▶ [Data extracted from a collection]:
━━━━━━━━━━

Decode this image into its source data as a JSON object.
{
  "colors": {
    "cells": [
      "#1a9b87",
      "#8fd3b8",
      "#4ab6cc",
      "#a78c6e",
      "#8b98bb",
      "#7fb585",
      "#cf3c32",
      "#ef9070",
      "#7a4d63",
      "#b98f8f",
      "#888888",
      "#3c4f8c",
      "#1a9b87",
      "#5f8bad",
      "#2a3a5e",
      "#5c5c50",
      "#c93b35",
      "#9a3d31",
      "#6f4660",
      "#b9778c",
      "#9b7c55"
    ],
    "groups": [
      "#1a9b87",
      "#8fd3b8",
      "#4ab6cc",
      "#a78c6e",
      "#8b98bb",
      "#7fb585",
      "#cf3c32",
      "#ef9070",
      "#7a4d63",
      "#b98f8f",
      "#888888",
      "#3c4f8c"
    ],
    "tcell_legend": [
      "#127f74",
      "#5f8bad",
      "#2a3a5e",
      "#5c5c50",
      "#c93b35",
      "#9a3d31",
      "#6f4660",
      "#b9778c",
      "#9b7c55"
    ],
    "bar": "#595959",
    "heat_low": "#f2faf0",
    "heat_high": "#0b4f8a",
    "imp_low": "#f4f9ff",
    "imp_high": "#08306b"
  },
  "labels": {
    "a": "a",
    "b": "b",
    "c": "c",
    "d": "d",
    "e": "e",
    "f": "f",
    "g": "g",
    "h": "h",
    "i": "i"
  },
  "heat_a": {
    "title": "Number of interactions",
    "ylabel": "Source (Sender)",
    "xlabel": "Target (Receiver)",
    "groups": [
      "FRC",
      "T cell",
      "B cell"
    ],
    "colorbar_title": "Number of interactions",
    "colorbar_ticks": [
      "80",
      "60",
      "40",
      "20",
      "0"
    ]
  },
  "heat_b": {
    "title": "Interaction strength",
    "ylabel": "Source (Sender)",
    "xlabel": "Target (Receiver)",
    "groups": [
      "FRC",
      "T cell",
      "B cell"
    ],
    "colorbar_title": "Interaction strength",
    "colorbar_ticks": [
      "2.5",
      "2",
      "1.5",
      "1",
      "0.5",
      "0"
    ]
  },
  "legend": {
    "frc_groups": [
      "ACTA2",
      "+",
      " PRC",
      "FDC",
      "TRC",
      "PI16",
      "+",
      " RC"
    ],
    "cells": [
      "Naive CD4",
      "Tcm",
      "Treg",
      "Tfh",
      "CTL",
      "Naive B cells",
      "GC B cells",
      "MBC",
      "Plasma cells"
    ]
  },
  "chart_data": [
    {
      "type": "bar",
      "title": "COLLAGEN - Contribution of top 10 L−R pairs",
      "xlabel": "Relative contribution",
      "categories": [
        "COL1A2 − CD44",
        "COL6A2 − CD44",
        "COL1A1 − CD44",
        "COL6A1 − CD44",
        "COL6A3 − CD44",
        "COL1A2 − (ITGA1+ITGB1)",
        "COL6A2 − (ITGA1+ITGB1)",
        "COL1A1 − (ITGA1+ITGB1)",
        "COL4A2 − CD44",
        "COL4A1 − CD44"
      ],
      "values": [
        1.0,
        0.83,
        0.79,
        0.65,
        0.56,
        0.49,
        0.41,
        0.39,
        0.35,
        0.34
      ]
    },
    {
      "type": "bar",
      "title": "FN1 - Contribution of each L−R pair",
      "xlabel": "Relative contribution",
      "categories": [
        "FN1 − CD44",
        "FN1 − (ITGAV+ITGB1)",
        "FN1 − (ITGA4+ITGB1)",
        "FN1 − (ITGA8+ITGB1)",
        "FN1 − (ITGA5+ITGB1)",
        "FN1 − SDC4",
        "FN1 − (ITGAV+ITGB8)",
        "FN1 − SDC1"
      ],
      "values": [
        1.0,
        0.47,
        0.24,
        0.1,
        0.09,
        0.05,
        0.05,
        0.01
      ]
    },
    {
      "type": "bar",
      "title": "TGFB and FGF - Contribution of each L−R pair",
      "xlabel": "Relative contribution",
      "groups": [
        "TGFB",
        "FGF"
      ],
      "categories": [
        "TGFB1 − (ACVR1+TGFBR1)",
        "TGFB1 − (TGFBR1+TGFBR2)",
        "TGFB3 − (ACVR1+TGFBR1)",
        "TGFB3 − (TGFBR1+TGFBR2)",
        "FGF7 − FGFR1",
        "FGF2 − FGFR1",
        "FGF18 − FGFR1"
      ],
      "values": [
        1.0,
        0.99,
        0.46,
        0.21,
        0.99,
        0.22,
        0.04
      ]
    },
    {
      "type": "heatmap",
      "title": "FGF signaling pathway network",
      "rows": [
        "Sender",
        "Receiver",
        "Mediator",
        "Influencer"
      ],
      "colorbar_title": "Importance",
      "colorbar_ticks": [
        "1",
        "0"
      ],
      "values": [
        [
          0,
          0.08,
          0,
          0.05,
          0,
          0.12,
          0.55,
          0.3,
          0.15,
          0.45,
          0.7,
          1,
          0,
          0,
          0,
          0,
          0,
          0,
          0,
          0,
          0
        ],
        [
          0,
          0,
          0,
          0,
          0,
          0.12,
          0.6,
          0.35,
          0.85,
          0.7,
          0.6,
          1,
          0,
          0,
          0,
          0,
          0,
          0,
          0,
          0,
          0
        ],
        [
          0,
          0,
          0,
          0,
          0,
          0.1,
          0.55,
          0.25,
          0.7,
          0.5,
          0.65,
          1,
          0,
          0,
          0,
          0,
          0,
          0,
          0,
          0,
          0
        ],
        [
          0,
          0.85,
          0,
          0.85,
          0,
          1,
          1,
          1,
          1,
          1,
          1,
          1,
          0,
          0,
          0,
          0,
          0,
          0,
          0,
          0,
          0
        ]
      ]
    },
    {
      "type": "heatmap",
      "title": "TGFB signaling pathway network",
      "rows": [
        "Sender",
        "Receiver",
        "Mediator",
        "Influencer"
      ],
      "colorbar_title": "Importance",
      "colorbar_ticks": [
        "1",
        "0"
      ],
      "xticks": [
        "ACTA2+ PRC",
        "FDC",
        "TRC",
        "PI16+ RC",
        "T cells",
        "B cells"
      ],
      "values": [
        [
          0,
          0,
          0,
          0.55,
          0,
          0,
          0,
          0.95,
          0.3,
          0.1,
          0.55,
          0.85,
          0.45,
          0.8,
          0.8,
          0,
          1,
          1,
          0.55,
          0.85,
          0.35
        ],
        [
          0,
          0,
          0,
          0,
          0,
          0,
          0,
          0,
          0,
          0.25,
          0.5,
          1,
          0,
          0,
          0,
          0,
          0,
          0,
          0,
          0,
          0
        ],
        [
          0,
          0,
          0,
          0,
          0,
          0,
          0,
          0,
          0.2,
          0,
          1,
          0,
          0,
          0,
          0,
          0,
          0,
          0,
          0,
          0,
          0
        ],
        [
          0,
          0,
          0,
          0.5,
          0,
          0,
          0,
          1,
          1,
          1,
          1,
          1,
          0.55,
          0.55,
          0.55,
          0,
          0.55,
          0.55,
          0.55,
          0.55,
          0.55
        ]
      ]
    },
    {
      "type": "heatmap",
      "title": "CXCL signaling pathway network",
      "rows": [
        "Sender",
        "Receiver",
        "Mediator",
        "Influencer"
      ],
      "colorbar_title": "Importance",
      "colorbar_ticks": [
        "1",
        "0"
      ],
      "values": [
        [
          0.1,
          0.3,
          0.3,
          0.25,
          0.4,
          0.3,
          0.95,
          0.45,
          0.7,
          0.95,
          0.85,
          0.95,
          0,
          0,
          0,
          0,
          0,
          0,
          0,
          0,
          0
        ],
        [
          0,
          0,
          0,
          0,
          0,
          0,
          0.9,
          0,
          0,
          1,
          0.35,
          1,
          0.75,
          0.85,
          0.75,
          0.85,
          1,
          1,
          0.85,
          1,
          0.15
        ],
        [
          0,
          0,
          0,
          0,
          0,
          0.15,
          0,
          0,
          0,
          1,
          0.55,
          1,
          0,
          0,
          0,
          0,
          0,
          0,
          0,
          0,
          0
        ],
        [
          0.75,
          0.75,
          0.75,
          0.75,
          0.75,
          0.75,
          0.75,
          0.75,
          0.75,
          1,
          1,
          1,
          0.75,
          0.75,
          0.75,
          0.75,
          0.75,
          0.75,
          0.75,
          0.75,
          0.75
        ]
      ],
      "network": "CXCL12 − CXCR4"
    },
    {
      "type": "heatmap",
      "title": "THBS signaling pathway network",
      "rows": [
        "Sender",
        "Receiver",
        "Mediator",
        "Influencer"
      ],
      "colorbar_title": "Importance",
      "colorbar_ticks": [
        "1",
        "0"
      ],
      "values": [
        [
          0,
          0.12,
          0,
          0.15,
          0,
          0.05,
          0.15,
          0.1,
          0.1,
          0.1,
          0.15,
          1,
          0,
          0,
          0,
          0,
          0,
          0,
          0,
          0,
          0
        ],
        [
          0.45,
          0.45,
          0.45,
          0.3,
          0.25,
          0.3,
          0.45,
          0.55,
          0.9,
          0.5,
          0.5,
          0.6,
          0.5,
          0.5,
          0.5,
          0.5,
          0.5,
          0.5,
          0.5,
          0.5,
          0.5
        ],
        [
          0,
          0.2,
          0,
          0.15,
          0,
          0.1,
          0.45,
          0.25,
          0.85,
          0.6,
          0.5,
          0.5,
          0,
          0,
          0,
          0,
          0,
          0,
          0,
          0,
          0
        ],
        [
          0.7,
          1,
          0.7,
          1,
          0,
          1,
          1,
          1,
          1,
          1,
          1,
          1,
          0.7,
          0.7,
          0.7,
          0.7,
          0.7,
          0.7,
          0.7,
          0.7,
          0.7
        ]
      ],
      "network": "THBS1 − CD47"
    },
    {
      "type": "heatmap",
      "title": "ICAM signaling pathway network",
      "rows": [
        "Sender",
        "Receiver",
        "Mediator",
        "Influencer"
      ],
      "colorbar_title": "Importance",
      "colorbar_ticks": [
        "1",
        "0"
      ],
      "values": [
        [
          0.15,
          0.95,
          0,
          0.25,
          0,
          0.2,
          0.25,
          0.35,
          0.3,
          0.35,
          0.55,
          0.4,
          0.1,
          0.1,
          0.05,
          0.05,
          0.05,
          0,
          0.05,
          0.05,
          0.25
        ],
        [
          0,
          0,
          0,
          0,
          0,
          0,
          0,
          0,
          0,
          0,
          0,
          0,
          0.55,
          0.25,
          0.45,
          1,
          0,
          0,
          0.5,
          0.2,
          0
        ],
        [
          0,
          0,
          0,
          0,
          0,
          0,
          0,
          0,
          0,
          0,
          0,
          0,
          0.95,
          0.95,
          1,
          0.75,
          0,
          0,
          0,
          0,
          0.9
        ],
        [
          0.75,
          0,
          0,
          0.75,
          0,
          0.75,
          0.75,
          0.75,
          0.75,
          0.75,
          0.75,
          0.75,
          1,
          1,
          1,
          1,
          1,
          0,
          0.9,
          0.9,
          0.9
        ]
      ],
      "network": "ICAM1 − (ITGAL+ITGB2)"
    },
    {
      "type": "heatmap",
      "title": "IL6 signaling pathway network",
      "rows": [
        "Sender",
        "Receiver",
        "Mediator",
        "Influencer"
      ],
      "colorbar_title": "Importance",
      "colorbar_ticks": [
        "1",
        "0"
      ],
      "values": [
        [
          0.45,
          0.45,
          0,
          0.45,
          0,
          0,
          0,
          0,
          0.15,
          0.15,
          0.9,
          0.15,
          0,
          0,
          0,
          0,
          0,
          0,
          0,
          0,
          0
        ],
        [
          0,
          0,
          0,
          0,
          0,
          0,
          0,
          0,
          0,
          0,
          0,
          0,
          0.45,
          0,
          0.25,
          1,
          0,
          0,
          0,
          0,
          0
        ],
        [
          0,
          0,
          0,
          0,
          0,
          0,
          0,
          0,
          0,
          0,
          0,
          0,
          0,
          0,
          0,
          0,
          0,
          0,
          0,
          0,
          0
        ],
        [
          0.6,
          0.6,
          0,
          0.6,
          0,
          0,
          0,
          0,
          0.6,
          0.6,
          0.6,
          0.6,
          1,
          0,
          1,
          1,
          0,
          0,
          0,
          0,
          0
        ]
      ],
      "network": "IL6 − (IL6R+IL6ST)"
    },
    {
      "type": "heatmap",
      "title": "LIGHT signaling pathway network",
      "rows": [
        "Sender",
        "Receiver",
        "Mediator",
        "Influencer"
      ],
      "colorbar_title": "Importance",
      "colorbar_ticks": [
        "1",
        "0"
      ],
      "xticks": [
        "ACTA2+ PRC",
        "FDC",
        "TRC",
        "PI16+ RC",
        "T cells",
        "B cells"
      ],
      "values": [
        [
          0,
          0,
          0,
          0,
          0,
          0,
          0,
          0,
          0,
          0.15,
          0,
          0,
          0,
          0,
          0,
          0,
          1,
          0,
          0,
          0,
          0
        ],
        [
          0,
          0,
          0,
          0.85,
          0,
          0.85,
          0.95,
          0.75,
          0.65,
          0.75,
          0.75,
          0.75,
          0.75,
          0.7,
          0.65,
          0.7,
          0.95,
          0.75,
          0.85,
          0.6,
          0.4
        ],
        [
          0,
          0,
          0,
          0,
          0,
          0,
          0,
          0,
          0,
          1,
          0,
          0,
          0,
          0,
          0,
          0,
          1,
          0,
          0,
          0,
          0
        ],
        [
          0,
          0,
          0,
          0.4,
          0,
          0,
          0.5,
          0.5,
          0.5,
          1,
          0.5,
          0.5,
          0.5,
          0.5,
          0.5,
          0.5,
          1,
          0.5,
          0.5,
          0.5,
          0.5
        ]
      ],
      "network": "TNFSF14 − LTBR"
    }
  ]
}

━━━━━━━━━━

▶ [WHAT NEEDS TO BE DONE]:
Filter on the word "pathway": copy each matching line from the entries above.

▶ [ANSWER SECTION]:
      "title": "FGF signaling pathway network",
      "title": "TGFB signaling pathway network",
      "title": "CXCL signaling pathway network",
      "title": "THBS signaling pathway network",
      "title": "ICAM signaling pathway network",
      "title": "IL6 signaling pathway network",
      "title": "LIGHT signaling pathway network",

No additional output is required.